[START Data excerpts]

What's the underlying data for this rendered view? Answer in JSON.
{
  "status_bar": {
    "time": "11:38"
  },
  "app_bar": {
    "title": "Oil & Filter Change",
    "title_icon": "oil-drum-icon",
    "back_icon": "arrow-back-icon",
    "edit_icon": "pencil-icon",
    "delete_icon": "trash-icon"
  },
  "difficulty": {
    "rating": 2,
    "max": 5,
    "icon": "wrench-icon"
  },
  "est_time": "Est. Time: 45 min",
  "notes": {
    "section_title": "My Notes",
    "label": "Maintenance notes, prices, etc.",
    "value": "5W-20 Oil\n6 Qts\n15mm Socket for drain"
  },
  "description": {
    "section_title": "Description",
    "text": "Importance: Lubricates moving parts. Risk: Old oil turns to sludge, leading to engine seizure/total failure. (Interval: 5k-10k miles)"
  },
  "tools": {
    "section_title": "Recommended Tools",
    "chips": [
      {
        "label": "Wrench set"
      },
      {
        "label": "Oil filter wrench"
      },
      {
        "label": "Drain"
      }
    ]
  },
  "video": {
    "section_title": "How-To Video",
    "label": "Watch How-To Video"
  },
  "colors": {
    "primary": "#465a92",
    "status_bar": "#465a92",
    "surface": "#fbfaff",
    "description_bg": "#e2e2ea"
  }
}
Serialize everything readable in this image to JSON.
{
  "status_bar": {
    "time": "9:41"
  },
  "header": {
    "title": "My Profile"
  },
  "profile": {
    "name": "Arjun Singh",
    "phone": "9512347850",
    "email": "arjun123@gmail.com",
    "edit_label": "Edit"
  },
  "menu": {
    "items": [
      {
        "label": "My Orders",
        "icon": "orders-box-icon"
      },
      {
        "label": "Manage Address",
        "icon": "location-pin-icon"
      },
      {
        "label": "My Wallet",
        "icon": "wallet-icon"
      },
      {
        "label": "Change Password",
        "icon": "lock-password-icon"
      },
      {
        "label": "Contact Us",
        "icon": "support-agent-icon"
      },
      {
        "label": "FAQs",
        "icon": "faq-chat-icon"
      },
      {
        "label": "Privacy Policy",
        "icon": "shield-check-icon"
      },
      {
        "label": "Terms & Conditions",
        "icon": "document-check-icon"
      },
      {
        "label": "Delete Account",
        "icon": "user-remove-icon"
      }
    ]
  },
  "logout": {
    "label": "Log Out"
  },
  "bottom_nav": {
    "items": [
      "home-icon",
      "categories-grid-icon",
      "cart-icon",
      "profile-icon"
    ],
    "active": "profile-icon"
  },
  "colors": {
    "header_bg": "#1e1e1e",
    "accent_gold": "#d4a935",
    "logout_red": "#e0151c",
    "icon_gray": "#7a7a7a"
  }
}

[END Data excerpts]

■ What needs to be done:
Write the data back out verbatim.

■ Completed task:
What's the underlying data for this rendered view? Answer in JSON.
{
  "status_bar": {
    "time": "11:38"
  },
  "app_bar": {
    "title": "Oil & Filter Change",
    "title_icon": "oil-drum-icon",
    "back_icon": "arrow-back-icon",
    "edit_icon": "pencil-icon",
    "delete_icon": "trash-icon"
  },
  "difficulty": {
    "rating": 2,
    "max": 5,
    "icon": "wrench-icon"
  },
  "est_time": "Est. Time: 45 min",
  "notes": {
    "section_title": "My Notes",
    "label": "Maintenance notes, prices, etc.",
    "value": "5W-20 Oil\n6 Qts\n15mm Socket for drain"
  },
  "description": {
    "section_title": "Description",
    "text": "Importance: Lubricates moving parts. Risk: Old oil turns to sludge, leading to engine seizure/total failure. (Interval: 5k-10k miles)"
  },
  "tools": {
    "section_title": "Recommended Tools",
    "chips": [
      {
        "label": "Wrench set"
      },
      {
        "label": "Oil filter wrench"
      },
      {
        "label": "Drain"
      }
    ]
  },
  "video": {
    "section_title": "How-To Video",
    "label": "Watch How-To Video"
  },
  "colors": {
    "primary": "#465a92",
    "status_bar": "#465a92",
    "surface": "#fbfaff",
    "description_bg": "#e2e2ea"
  }
}
Serialize everything readable in this image to JSON.
{
  "status_bar": {
    "time": "9:41"
  },
  "header": {
    "title": "My Profile"
  },
  "profile": {
    "name": "Arjun Singh",
    "phone": "9512347850",
    "email": "arjun123@gmail.com",
    "edit_label": "Edit"
  },
  "menu": {
    "items": [
      {
        "label": "My Orders",
        "icon": "orders-box-icon"
      },
      {
        "label": "Manage Address",
        "icon": "location-pin-icon"
      },
      {
        "label": "My Wallet",
        "icon": "wallet-icon"
      },
      {
        "label": "Change Password",
        "icon": "lock-password-icon"
      },
      {
        "label": "Contact Us",
        "icon": "support-agent-icon"
      },
      {
        "label": "FAQs",
        "icon": "faq-chat-icon"
      },
      {
        "label": "Privacy Policy",
        "icon": "shield-check-icon"
      },
      {
        "label": "Terms & Conditions",
        "icon": "document-check-icon"
      },
      {
        "label": "Delete Account",
        "icon": "user-remove-icon"
      }
    ]
  },
  "logout": {
    "label": "Log Out"
  },
  "bottom_nav": {
    "items": [
      "home-icon",
      "categories-grid-icon",
      "cart-icon",
      "profile-icon"
    ],
    "active": "profile-icon"
  },
  "colors": {
    "header_bg": "#1e1e1e",
    "accent_gold": "#d4a935",
    "logout_red": "#e0151c",
    "icon_gray": "#7a7a7a"
  }
}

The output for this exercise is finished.